## WRITTEN EXERCISE
Would you copy out the whole listing exactly as given?

## Stored records
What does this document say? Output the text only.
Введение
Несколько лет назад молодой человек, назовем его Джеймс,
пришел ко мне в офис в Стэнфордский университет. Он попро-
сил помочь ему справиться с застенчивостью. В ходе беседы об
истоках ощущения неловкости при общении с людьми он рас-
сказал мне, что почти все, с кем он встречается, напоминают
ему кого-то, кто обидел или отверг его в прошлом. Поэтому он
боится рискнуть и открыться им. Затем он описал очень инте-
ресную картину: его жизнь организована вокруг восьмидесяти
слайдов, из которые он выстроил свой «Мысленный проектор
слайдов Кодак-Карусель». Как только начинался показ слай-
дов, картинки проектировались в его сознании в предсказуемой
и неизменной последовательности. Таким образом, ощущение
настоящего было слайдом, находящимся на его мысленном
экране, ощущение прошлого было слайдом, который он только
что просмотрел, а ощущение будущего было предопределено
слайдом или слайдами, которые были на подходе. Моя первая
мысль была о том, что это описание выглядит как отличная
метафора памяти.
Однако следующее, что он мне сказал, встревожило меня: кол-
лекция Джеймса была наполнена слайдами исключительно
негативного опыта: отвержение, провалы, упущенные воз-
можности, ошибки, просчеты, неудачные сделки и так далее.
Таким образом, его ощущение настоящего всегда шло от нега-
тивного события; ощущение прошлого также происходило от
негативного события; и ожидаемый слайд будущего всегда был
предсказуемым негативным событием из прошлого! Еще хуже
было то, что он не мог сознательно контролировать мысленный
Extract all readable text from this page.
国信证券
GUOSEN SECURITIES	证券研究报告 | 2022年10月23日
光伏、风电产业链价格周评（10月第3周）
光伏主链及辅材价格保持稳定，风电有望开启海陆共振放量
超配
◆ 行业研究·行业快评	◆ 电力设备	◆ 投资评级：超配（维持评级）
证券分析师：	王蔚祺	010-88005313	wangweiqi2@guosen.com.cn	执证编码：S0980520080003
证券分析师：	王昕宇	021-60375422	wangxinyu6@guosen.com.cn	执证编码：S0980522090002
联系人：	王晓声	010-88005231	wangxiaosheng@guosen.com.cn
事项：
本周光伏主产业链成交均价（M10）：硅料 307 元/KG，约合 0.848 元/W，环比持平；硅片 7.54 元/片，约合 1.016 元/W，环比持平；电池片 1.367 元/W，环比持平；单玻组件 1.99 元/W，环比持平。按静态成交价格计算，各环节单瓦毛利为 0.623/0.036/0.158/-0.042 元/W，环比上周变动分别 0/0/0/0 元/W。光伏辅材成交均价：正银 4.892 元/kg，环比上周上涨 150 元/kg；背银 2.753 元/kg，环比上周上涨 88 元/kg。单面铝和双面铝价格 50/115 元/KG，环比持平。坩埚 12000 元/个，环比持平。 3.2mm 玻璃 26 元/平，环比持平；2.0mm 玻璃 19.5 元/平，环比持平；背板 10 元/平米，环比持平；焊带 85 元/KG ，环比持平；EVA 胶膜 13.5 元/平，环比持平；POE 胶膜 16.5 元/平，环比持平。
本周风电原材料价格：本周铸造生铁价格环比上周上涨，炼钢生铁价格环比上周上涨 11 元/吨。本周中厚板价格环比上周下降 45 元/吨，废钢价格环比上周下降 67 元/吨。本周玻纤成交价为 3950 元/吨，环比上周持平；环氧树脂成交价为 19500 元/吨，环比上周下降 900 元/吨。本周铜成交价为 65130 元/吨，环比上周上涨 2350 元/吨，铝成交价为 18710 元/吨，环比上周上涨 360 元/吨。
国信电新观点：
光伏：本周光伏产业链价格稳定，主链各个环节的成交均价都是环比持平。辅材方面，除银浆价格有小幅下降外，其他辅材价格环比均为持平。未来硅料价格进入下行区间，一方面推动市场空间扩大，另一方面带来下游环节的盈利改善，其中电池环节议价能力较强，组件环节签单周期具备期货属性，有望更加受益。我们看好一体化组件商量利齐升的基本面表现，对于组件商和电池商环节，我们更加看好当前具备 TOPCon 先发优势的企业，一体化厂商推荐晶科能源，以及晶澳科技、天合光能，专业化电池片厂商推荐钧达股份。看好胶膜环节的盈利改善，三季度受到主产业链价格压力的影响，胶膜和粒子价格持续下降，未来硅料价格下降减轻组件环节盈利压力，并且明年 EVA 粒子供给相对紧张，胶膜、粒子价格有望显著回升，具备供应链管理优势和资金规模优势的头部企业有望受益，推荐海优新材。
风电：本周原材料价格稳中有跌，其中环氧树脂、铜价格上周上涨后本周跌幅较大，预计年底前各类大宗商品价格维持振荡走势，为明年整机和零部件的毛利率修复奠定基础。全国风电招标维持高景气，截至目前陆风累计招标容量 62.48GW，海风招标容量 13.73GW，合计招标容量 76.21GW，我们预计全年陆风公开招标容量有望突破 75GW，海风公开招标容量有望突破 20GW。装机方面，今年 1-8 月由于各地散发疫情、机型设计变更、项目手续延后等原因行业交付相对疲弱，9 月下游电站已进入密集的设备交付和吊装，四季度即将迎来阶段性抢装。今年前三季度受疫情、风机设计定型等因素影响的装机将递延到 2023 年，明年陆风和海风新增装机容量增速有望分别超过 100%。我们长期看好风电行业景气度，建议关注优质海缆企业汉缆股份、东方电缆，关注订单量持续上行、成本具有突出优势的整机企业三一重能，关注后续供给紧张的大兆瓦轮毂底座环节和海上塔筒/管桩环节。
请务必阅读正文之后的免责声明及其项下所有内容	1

## TASK ANSWER
What does this document say? Output the text only.
Введение
Несколько лет назад молодой человек, назовем его Джеймс,
пришел ко мне в офис в Стэнфордский университет. Он попро-
сил помочь ему справиться с застенчивостью. В ходе беседы об
истоках ощущения неловкости при общении с людьми он рас-
сказал мне, что почти все, с кем он встречается, напоминают
ему кого-то, кто обидел или отверг его в прошлом. Поэтому он
боится рискнуть и открыться им. Затем он описал очень инте-
ресную картину: его жизнь организована вокруг восьмидесяти
слайдов, из которые он выстроил свой «Мысленный проектор
слайдов Кодак-Карусель». Как только начинался показ слай-
дов, картинки проектировались в его сознании в предсказуемой
и неизменной последовательности. Таким образом, ощущение
настоящего было слайдом, находящимся на его мысленном
экране, ощущение прошлого было слайдом, который он только
что просмотрел, а ощущение будущего было предопределено
слайдом или слайдами, которые были на подходе. Моя первая
мысль была о том, что это описание выглядит как отличная
метафора памяти.
Однако следующее, что он мне сказал, встревожило меня: кол-
лекция Джеймса была наполнена слайдами исключительно
негативного опыта: отвержение, провалы, упущенные воз-
можности, ошибки, просчеты, неудачные сделки и так далее.
Таким образом, его ощущение настоящего всегда шло от нега-
тивного события; ощущение прошлого также происходило от
негативного события; и ожидаемый слайд будущего всегда был
предсказуемым негативным событием из прошлого! Еще хуже
было то, что он не мог сознательно контролировать мысленный
Extract all readable text from this page.
国信证券
GUOSEN SECURITIES	证券研究报告 | 2022年10月23日
光伏、风电产业链价格周评（10月第3周）
光伏主链及辅材价格保持稳定，风电有望开启海陆共振放量
超配
◆ 行业研究·行业快评	◆ 电力设备	◆ 投资评级：超配（维持评级）
证券分析师：	王蔚祺	010-88005313	wangweiqi2@guosen.com.cn	执证编码：S0980520080003
证券分析师：	王昕宇	021-60375422	wangxinyu6@guosen.com.cn	执证编码：S0980522090002
联系人：	王晓声	010-88005231	wangxiaosheng@guosen.com.cn
事项：
本周光伏主产业链成交均价（M10）：硅料 307 元/KG，约合 0.848 元/W，环比持平；硅片 7.54 元/片，约合 1.016 元/W，环比持平；电池片 1.367 元/W，环比持平；单玻组件 1.99 元/W，环比持平。按静态成交价格计算，各环节单瓦毛利为 0.623/0.036/0.158/-0.042 元/W，环比上周变动分别 0/0/0/0 元/W。光伏辅材成交均价：正银 4.892 元/kg，环比上周上涨 150 元/kg；背银 2.753 元/kg，环比上周上涨 88 元/kg。单面铝和双面铝价格 50/115 元/KG，环比持平。坩埚 12000 元/个，环比持平。 3.2mm 玻璃 26 元/平，环比持平；2.0mm 玻璃 19.5 元/平，环比持平；背板 10 元/平米，环比持平；焊带 85 元/KG ，环比持平；EVA 胶膜 13.5 元/平，环比持平；POE 胶膜 16.5 元/平，环比持平。
本周风电原材料价格：本周铸造生铁价格环比上周上涨，炼钢生铁价格环比上周上涨 11 元/吨。本周中厚板价格环比上周下降 45 元/吨，废钢价格环比上周下降 67 元/吨。本周玻纤成交价为 3950 元/吨，环比上周持平；环氧树脂成交价为 19500 元/吨，环比上周下降 900 元/吨。本周铜成交价为 65130 元/吨，环比上周上涨 2350 元/吨，铝成交价为 18710 元/吨，环比上周上涨 360 元/吨。
国信电新观点：
光伏：本周光伏产业链价格稳定，主链各个环节的成交均价都是环比持平。辅材方面，除银浆价格有小幅下降外，其他辅材价格环比均为持平。未来硅料价格进入下行区间，一方面推动市场空间扩大，另一方面带来下游环节的盈利改善，其中电池环节议价能力较强，组件环节签单周期具备期货属性，有望更加受益。我们看好一体化组件商量利齐升的基本面表现，对于组件商和电池商环节，我们更加看好当前具备 TOPCon 先发优势的企业，一体化厂商推荐晶科能源，以及晶澳科技、天合光能，专业化电池片厂商推荐钧达股份。看好胶膜环节的盈利改善，三季度受到主产业链价格压力的影响，胶膜和粒子价格持续下降，未来硅料价格下降减轻组件环节盈利压力，并且明年 EVA 粒子供给相对紧张，胶膜、粒子价格有望显著回升，具备供应链管理优势和资金规模优势的头部企业有望受益，推荐海优新材。
风电：本周原材料价格稳中有跌，其中环氧树脂、铜价格上周上涨后本周跌幅较大，预计年底前各类大宗商品价格维持振荡走势，为明年整机和零部件的毛利率修复奠定基础。全国风电招标维持高景气，截至目前陆风累计招标容量 62.48GW，海风招标容量 13.73GW，合计招标容量 76.21GW，我们预计全年陆风公开招标容量有望突破 75GW，海风公开招标容量有望突破 20GW。装机方面，今年 1-8 月由于各地散发疫情、机型设计变更、项目手续延后等原因行业交付相对疲弱，9 月下游电站已进入密集的设备交付和吊装，四季度即将迎来阶段性抢装。今年前三季度受疫情、风机设计定型等因素影响的装机将递延到 2023 年，明年陆风和海风新增装机容量增速有望分别超过 100%。我们长期看好风电行业景气度，建议关注优质海缆企业汉缆股份、东方电缆，关注订单量持续上行、成本具有突出优势的整机企业三一重能，关注后续供给紧张的大兆瓦轮毂底座环节和海上塔筒/管桩环节。
请务必阅读正文之后的免责声明及其项下所有内容	1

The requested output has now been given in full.